> **ROWS**:

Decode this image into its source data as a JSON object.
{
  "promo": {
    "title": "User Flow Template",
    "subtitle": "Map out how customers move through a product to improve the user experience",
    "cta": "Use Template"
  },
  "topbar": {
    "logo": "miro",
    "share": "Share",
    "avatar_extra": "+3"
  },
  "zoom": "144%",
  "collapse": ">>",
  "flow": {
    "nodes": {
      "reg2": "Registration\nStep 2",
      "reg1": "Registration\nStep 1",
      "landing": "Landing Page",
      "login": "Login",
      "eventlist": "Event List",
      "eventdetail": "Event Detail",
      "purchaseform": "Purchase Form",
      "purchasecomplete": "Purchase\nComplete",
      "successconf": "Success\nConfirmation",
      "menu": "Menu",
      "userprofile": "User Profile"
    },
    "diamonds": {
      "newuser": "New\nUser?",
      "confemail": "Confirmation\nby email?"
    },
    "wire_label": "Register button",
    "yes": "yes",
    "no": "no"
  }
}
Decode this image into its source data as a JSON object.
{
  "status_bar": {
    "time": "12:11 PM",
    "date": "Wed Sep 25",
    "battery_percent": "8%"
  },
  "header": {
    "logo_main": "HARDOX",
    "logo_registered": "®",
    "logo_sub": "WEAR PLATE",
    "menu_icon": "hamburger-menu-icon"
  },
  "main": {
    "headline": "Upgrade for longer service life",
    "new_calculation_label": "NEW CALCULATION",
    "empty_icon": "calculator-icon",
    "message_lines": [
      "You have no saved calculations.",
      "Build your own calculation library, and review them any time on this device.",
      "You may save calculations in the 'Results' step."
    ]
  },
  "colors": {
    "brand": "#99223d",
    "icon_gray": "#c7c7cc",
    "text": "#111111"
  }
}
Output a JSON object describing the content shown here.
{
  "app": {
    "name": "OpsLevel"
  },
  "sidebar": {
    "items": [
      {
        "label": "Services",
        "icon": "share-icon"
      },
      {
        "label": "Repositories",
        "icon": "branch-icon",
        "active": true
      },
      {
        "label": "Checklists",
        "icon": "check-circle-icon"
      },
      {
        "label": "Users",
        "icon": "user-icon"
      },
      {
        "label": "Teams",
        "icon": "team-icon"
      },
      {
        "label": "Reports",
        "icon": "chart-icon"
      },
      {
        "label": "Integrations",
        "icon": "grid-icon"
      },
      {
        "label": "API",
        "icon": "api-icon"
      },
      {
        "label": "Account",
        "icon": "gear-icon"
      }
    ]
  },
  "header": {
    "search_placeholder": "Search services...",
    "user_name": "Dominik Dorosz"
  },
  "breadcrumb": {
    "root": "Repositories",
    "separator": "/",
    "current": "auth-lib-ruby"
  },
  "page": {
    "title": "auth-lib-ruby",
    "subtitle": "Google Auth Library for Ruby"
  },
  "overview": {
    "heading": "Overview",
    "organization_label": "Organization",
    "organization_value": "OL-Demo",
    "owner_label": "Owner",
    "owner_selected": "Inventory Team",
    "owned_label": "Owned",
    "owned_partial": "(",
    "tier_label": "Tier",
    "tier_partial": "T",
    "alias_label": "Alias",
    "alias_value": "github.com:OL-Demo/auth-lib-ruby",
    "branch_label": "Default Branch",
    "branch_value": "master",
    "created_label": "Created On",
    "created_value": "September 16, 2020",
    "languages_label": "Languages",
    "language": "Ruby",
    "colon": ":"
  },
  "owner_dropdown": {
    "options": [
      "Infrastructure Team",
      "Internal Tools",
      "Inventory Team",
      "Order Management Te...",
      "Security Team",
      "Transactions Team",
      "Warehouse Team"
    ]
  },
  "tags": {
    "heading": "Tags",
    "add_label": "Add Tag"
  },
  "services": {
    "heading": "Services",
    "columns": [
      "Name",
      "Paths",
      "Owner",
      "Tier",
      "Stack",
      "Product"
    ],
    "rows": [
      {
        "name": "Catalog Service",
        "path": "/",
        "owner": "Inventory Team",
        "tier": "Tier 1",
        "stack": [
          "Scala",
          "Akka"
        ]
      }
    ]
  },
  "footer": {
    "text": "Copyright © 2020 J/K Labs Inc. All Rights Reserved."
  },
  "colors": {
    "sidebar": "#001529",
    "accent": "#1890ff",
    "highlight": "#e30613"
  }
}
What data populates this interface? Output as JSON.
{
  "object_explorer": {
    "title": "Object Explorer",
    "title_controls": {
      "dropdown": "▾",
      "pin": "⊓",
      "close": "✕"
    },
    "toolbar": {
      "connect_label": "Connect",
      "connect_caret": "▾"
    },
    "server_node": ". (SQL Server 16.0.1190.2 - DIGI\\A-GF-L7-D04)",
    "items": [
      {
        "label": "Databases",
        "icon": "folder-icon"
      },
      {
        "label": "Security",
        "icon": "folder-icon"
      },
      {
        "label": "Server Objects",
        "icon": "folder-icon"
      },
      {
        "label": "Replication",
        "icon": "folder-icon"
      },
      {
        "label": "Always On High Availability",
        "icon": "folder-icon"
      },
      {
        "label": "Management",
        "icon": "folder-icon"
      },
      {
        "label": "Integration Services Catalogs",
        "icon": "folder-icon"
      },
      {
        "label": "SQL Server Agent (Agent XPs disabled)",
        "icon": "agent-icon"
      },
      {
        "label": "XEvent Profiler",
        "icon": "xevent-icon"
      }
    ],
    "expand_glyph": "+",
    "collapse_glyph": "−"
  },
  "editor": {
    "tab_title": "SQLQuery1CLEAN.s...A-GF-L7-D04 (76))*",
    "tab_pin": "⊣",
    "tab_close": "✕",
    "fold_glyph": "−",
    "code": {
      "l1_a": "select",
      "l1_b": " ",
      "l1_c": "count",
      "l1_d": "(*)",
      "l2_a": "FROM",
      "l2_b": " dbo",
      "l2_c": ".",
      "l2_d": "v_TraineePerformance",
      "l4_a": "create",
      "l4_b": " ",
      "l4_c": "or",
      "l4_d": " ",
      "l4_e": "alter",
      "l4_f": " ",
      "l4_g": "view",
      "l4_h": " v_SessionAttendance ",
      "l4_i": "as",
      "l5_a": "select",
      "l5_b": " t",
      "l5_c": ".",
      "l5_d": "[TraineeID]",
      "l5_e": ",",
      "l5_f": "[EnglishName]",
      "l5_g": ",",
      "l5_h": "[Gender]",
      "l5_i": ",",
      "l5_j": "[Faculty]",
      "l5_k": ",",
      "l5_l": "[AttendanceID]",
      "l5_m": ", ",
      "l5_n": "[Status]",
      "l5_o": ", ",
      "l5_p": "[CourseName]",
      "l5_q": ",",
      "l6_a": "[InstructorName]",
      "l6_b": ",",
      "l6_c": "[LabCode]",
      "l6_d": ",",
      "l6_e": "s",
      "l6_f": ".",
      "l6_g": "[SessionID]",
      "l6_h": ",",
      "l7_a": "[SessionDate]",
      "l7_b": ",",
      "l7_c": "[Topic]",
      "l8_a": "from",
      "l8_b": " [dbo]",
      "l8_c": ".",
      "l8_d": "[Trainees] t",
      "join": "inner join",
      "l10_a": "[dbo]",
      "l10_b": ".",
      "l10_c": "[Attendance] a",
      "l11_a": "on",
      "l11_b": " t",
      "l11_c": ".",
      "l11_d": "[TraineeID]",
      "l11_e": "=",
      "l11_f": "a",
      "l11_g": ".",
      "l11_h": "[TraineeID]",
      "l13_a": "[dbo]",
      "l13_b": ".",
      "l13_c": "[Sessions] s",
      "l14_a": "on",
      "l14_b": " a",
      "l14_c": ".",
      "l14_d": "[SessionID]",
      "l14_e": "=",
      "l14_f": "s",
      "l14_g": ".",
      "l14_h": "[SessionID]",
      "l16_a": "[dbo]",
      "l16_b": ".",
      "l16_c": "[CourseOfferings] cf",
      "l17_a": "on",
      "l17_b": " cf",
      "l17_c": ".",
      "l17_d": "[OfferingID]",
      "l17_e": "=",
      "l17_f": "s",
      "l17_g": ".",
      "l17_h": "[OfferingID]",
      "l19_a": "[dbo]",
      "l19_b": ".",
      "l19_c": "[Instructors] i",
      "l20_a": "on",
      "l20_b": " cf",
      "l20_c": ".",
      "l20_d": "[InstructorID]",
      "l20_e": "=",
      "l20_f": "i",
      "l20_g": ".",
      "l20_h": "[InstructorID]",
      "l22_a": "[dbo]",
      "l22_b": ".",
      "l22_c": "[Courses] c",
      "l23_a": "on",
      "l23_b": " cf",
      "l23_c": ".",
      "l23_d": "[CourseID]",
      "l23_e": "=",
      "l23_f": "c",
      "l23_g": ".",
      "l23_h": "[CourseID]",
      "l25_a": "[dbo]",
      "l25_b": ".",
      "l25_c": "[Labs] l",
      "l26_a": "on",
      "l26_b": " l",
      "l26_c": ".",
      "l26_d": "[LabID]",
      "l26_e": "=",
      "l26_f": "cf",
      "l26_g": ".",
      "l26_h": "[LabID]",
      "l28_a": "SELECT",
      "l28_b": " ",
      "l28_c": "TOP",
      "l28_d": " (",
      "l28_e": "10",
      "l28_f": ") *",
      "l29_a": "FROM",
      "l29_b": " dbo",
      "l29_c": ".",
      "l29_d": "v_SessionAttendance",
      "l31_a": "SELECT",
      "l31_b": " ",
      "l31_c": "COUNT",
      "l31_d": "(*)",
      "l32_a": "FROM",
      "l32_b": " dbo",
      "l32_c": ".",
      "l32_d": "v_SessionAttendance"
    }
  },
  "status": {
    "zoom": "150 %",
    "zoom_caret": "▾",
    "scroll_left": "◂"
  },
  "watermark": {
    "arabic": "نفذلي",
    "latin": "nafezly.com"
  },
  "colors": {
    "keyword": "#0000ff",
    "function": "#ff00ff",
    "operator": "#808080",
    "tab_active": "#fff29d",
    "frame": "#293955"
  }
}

> **YOUR INSTRUCTIONS**:
From the records, copy every line that has the string "InstructorID" in it.

> **WRITTEN ANSWER**:
      "l20_d": "[InstructorID]",
      "l20_h": "[InstructorID]",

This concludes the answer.